[PROMPT]
Copy out all of the data below with no alterations.

Dataset entries:
════

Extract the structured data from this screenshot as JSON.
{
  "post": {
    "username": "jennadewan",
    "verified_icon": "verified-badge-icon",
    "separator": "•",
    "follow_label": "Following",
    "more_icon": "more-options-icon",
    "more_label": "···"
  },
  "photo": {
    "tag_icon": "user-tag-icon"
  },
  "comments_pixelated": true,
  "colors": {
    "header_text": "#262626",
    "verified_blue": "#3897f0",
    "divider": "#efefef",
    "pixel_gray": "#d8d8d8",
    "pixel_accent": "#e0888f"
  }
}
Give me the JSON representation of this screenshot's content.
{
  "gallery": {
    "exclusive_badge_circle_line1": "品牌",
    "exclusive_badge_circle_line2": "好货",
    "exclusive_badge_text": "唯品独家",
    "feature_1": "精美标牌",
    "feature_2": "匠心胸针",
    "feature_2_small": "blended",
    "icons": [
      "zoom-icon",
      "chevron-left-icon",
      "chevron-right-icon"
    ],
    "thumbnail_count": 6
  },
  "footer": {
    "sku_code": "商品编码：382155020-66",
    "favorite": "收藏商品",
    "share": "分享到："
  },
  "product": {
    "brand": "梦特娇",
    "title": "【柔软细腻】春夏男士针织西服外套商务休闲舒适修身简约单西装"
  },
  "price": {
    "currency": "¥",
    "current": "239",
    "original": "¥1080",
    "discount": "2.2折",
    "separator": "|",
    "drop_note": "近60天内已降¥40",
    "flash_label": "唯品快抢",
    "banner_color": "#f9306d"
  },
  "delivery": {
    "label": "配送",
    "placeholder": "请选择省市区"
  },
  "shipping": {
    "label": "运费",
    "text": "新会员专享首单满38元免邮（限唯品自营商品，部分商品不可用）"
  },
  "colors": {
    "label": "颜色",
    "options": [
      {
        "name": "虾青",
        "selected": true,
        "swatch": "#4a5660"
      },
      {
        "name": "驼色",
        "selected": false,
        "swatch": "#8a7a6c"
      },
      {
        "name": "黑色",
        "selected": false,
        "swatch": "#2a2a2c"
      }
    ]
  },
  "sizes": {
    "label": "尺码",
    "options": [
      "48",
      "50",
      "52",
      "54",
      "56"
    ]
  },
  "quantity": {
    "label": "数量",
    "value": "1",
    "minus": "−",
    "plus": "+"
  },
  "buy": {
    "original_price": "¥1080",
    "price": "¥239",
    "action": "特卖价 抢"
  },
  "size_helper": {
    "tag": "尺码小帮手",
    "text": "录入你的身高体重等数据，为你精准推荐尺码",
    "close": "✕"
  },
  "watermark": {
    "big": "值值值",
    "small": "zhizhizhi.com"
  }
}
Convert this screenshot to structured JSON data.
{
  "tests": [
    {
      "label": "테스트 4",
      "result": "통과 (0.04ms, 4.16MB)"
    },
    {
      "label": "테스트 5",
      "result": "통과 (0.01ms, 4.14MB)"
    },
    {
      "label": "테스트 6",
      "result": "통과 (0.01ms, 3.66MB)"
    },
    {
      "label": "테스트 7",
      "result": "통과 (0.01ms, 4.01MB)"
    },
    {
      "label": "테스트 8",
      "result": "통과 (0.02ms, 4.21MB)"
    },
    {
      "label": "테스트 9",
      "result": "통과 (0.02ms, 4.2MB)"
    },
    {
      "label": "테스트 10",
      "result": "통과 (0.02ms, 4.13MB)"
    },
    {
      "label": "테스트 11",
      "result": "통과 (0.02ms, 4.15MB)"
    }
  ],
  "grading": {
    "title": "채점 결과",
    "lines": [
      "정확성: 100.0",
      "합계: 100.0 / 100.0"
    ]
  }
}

════

[TASK RESPONSE]
Extract the structured data from this screenshot as JSON.
{
  "post": {
    "username": "jennadewan",
    "verified_icon": "verified-badge-icon",
    "separator": "•",
    "follow_label": "Following",
    "more_icon": "more-options-icon",
    "more_label": "···"
  },
  "photo": {
    "tag_icon": "user-tag-icon"
  },
  "comments_pixelated": true,
  "colors": {
    "header_text": "#262626",
    "verified_blue": "#3897f0",
    "divider": "#efefef",
    "pixel_gray": "#d8d8d8",
    "pixel_accent": "#e0888f"
  }
}
Give me the JSON representation of this screenshot's content.
{
  "gallery": {
    "exclusive_badge_circle_line1": "品牌",
    "exclusive_badge_circle_line2": "好货",
    "exclusive_badge_text": "唯品独家",
    "feature_1": "精美标牌",
    "feature_2": "匠心胸针",
    "feature_2_small": "blended",
    "icons": [
      "zoom-icon",
      "chevron-left-icon",
      "chevron-right-icon"
    ],
    "thumbnail_count": 6
  },
  "footer": {
    "sku_code": "商品编码：382155020-66",
    "favorite": "收藏商品",
    "share": "分享到："
  },
  "product": {
    "brand": "梦特娇",
    "title": "【柔软细腻】春夏男士针织西服外套商务休闲舒适修身简约单西装"
  },
  "price": {
    "currency": "¥",
    "current": "239",
    "original": "¥1080",
    "discount": "2.2折",
    "separator": "|",
    "drop_note": "近60天内已降¥40",
    "flash_label": "唯品快抢",
    "banner_color": "#f9306d"
  },
  "delivery": {
    "label": "配送",
    "placeholder": "请选择省市区"
  },
  "shipping": {
    "label": "运费",
    "text": "新会员专享首单满38元免邮（限唯品自营商品，部分商品不可用）"
  },
  "colors": {
    "label": "颜色",
    "options": [
      {
        "name": "虾青",
        "selected": true,
        "swatch": "#4a5660"
      },
      {
        "name": "驼色",
        "selected": false,
        "swatch": "#8a7a6c"
      },
      {
        "name": "黑色",
        "selected": false,
        "swatch": "#2a2a2c"
      }
    ]
  },
  "sizes": {
    "label": "尺码",
    "options": [
      "48",
      "50",
      "52",
      "54",
      "56"
    ]
  },
  "quantity": {
    "label": "数量",
    "value": "1",
    "minus": "−",
    "plus": "+"
  },
  "buy": {
    "original_price": "¥1080",
    "price": "¥239",
    "action": "特卖价 抢"
  },
  "size_helper": {
    "tag": "尺码小帮手",
    "text": "录入你的身高体重等数据，为你精准推荐尺码",
    "close": "✕"
  },
  "watermark": {
    "big": "值值值",
    "small": "zhizhizhi.com"
  }
}
Convert this screenshot to structured JSON data.
{
  "tests": [
    {
      "label": "테스트 4",
      "result": "통과 (0.04ms, 4.16MB)"
    },
    {
      "label": "테스트 5",
      "result": "통과 (0.01ms, 4.14MB)"
    },
    {
      "label": "테스트 6",
      "result": "통과 (0.01ms, 3.66MB)"
    },
    {
      "label": "테스트 7",
      "result": "통과 (0.01ms, 4.01MB)"
    },
    {
      "label": "테스트 8",
      "result": "통과 (0.02ms, 4.21MB)"
    },
    {
      "label": "테스트 9",
      "result": "통과 (0.02ms, 4.2MB)"
    },
    {
      "label": "테스트 10",
      "result": "통과 (0.02ms, 4.13MB)"
    },
    {
      "label": "테스트 11",
      "result": "통과 (0.02ms, 4.15MB)"
    }
  ],
  "grading": {
    "title": "채점 결과",
    "lines": [
      "정확성: 100.0",
      "합계: 100.0 / 100.0"
    ]
  }
}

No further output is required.